TASK DESCRIPTION — Pull each line holding "ابعاد" out of the entries below.

☆ ☆ ☆ ☆

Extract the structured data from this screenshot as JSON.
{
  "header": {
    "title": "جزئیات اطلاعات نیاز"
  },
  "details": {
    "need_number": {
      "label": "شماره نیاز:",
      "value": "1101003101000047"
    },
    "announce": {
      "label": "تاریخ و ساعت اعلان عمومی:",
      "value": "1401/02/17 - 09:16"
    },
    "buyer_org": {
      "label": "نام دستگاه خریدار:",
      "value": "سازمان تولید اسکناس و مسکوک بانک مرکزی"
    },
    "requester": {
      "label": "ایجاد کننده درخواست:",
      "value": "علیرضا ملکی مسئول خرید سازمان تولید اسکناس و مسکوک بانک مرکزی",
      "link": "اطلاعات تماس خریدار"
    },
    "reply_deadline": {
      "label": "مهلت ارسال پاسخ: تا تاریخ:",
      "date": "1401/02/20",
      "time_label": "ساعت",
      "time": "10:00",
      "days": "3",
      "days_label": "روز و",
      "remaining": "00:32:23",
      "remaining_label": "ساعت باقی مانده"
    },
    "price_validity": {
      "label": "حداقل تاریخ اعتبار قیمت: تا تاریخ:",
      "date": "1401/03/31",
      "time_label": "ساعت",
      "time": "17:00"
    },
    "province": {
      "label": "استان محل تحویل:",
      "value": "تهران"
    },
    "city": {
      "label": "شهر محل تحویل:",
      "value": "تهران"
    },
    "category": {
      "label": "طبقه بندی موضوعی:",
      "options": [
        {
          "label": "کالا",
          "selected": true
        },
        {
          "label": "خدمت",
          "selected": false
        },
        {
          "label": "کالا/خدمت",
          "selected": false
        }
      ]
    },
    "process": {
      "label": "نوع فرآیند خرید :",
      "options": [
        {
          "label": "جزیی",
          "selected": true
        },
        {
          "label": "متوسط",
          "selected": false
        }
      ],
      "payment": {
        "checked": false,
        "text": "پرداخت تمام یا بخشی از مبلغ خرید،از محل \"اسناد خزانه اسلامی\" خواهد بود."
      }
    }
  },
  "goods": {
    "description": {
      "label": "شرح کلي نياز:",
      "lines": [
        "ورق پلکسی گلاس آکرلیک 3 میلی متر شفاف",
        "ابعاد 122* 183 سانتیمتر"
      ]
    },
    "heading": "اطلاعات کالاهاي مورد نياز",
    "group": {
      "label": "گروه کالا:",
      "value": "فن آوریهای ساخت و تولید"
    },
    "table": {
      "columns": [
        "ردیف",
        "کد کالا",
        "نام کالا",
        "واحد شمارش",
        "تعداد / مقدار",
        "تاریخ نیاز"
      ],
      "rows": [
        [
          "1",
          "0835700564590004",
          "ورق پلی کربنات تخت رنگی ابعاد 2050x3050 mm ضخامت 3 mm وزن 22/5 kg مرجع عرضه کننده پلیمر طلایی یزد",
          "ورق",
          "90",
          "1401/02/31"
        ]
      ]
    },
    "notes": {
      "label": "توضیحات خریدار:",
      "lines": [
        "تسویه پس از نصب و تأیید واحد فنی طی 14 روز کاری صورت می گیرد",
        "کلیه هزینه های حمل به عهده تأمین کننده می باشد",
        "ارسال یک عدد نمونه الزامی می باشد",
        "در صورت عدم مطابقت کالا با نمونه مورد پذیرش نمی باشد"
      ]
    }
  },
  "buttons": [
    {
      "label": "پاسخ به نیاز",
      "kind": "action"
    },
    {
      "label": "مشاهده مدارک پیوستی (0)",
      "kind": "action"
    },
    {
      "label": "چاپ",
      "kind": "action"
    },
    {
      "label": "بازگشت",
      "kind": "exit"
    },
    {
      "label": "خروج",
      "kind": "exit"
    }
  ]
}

☆ ☆ ☆ ☆

ANSWER FOR THE TASK —
        "ابعاد 122* 183 سانتیمتر"
          "ورق پلی کربنات تخت رنگی ابعاد 2050x3050 mm ضخامت 3 mm وزن 22/5 kg مرجع عرضه کننده پلیمر طلایی یزد",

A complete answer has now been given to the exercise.